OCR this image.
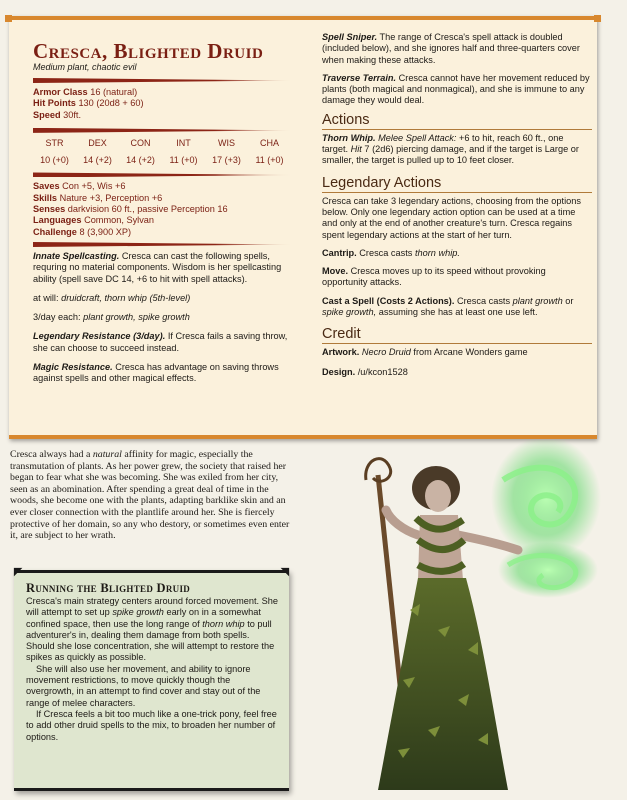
Cresca, Blighted Druid
Medium plant, chaotic evil
Armor Class 16 (natural)
Hit Points 130 (20d8 + 60)
Speed 30ft.
STR	DEX	CON	INT	WIS	CHA
10 (+0)	14 (+2)	14 (+2)	11 (+0)	17 (+3)	11 (+0)
Saves Con +5, Wis +6
Skills Nature +3, Perception +6
Senses darkvision 60 ft., passive Perception 16
Languages Common, Sylvan
Challenge 8 (3,900 XP)

Innate Spellcasting. Cresca can cast the following spells, requring no material components. Wisdom is her spellcasting ability (spell save DC 14, +6 to hit with spell attacks).

at will: druidcraft, thorn whip (5th-level)

3/day each: plant growth, spike growth

Legendary Resistance (3/day). If Cresca fails a saving throw, she can choose to succeed instead.

Magic Resistance. Cresca has advantage on saving throws against spells and other magical effects.

Spell Sniper. The range of Cresca's spell attack is doubled (included below), and she ignores half and three-quarters cover when making these attacks.

Traverse Terrain. Cresca cannot have her movement reduced by plants (both magical and nonmagical), and she is immune to any damage they would deal.

Actions

Thorn Whip. Melee Spell Attack: +6 to hit, reach 60 ft., one target. Hit 7 (2d6) piercing damage, and if the target is Large or smaller, the target is pulled up to 10 feet closer.

Legendary Actions

Cresca can take 3 legendary actions, choosing from the options below. Only one legendary action option can be used at a time and only at the end of another creature's turn. Cresca regains spent legendary actions at the start of her turn.

Cantrip. Cresca casts thorn whip.

Move. Cresca moves up to its speed without provoking opportunity attacks.

Cast a Spell (Costs 2 Actions). Cresca casts plant growth or spike growth, assuming she has at least one use left.

Credit

Artwork. Necro Druid from Arcane Wonders game

Design. /u/kcon1528

Cresca always had a natural affinity for magic, especially the transmutation of plants. As her power grew, the society that raised her began to fear what she was becoming. She was exiled from her city, seen as an abomination. After spending a great deal of time in the woods, she become one with the plants, adapting barklike skin and an ever closer connection with the plantlife around her. She is fiercely protective of her domain, so any who destory, or sometimes even enter it, are subject to her wrath.
Running the Blighted Druid

Cresca's main strategy centers around forced movement. She will attempt to set up spike growth early on in a somewhat confined space, then use the long range of thorn whip to pull adventurer's in, dealing them damage from both spells. Should she lose concentration, she will attempt to restore the spikes as quickly as possible.

She will also use her movement, and ability to ignore movement restrictions, to move quickly though the overgrowth, in an attempt to find cover and stay out of the range of melee characters.

If Cresca feels a bit too much like a one-trick pony, feel free to add other druid spells to the mix, to broaden her number of options.
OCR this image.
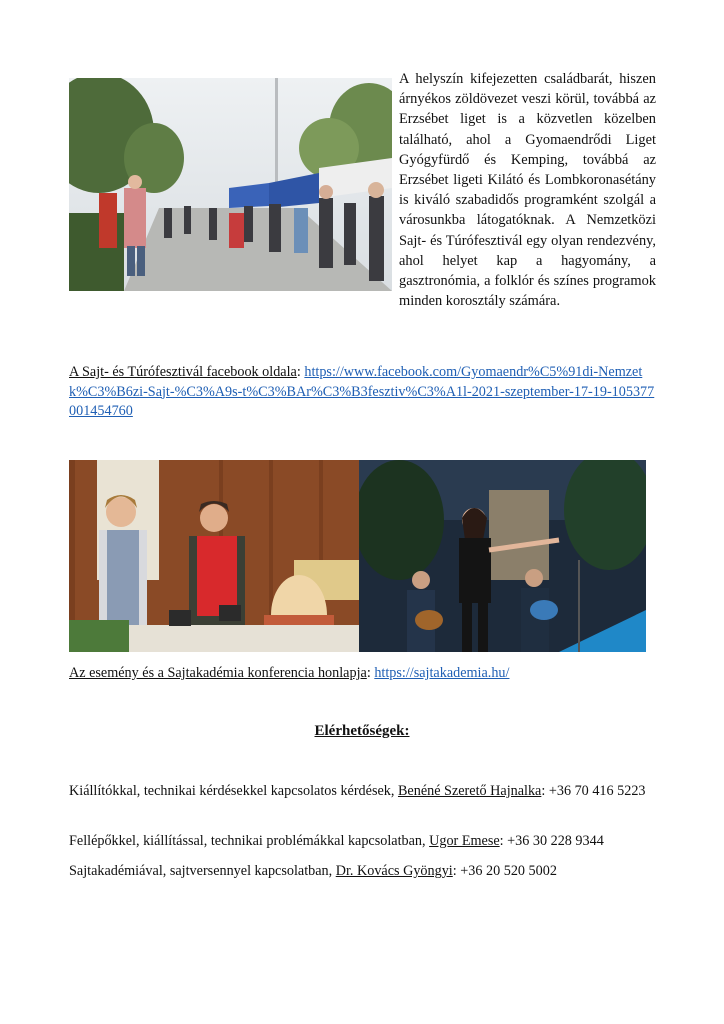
A helyszín kifejezetten családbarát, hiszen árnyékos zöldövezet veszi körül, továbbá az Erzsébet liget is a közvetlen közelben található, ahol a Gyomaendrődi Liget Gyógyfürdő és Kemping, továbbá az Erzsébet ligeti Kilátó és Lombkoronasétány is kiváló szabadidős programként szolgál a városunkba látogatóknak. A Nemzetközi Sajt- és Túrófesztivál egy olyan rendezvény, ahol helyet kap a hagyomány, a gasztronómia, a folklór és színes programok minden korosztály számára.

A Sajt- és Túrófesztivál facebook oldala: https://www.facebook.com/Gyomaendr%C5%91di-Nemzetk%C3%B6zi-Sajt-%C3%A9s-t%C3%BAr%C3%B3fesztiv%C3%A1l-2021-szeptember-17-19-105377001454760

Az esemény és a Sajtakadémia konferencia honlapja: https://sajtakademia.hu/

Elérhetőségek:

Kiállítókkal, technikai kérdésekkel kapcsolatos kérdések, Benéné Szerető Hajnalka: +36 70 416 5223

Fellépőkkel, kiállítással, technikai problémákkal kapcsolatban, Ugor Emese: +36 30 228 9344

Sajtakadémiával, sajtversennyel kapcsolatban, Dr. Kovács Gyöngyi: +36 20 520 5002
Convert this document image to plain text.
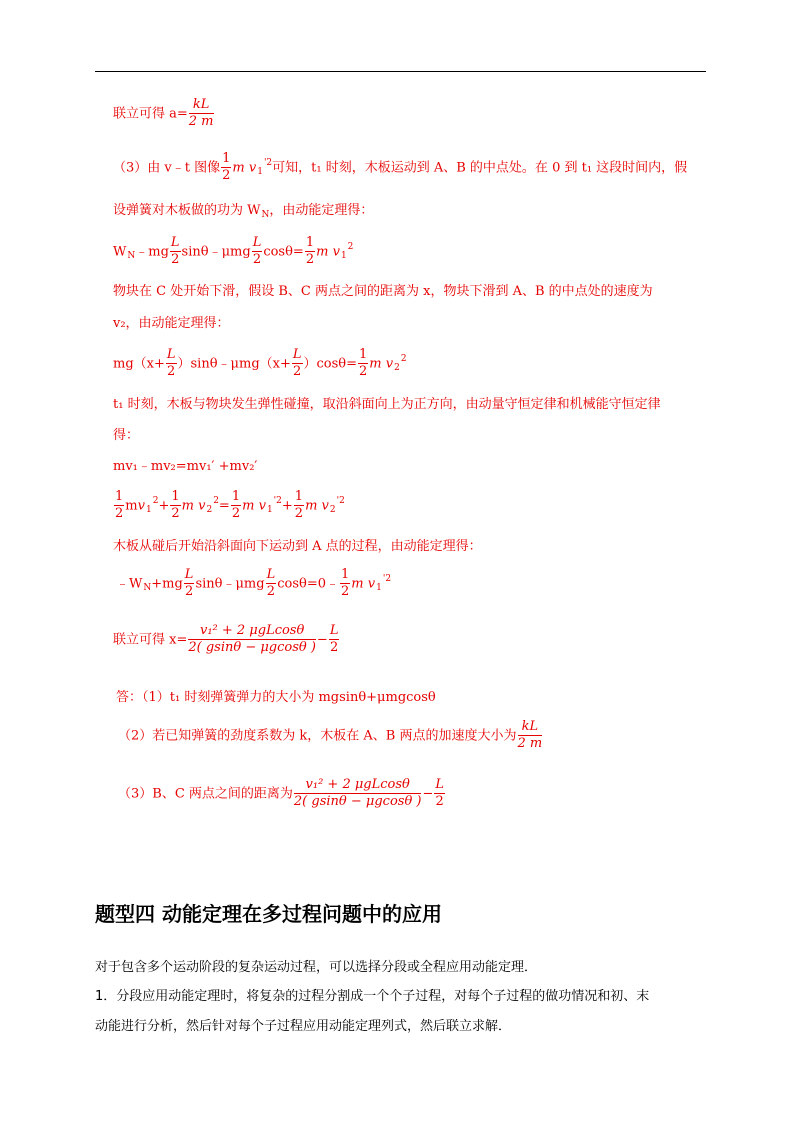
联立可得 $a= \frac{kL}{2 m}$
（3）由 v﹣t 图像 $\frac{1}{2}$ m $v_1^{'2}$可知，t₁ 时刻，木板运动到 A、B 的中点处。在 0 到 t₁ 这段时间内，假
设弹簧对木板做的功为 $W_N$，由动能定理得：
$W_N﹣mg \frac{L}{2}$ sinθ﹣μmg $\frac{L}{2} \cos\theta= \frac{1}{2}$ m $v_1^2$
物块在 C 处开始下滑，假设 B、C 两点之间的距离为 x，物块下滑到 A、B 的中点处的速度为
v₂，由动能定理得：
$mg(x+ \frac{L}{2}$ ）sinθ﹣μmg（x+ $\frac{L}{2} )\cos\theta= \frac{1}{2}$ m $v_2^2$
t₁ 时刻，木板与物块发生弹性碰撞，取沿斜面向上为正方向，由动量守恒定律和机械能守恒定律
得：
mv₁﹣mv₂=mv₁′ +mv₂′
$\frac{1}{2} mv_1^2+ \frac{1}{2}$ m $v_2^2= \frac{1}{2}$ m $v_1^{'2}+ \frac{1}{2}$ m $v_2^{'2}$
木板从碰后开始沿斜面向下运动到 A 点的过程，由动能定理得：
$﹣W_N+mg \frac{L}{2}$ sinθ﹣μmg $\frac{L}{2}$ cosθ=0﹣ $\frac{1}{2}$ m $v_1^{'2}$
联立可得 $x= \frac{\text{v₁² + 2 μgLcosθ}}{2( gsin\theta - \mu gcos\theta )} - \frac{L}{2}$
答：（1）t₁ 时刻弹簧弹力的大小为 mgsinθ+μmgcosθ
（2）若已知弹簧的劲度系数为 k，木板在 A、B 两点的加速度大小为 $\frac{kL}{2 m}$
（3）B、C 两点之间的距离为 $\frac{\text{v₁² + 2 μgLcosθ}}{2( gsin\theta - \mu gcos\theta )} - \frac{L}{2}$
题型四 动能定理在多过程问题中的应用
对于包含多个运动阶段的复杂运动过程，可以选择分段或全程应用动能定理．
1．分段应用动能定理时，将复杂的过程分割成一个个子过程，对每个子过程的做功情况和初、末
动能进行分析，然后针对每个子过程应用动能定理列式，然后联立求解．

---+---

__Given request__: The answer must consist solely of the number of lines in the entries that contain the word "saving".

__The answer__: 2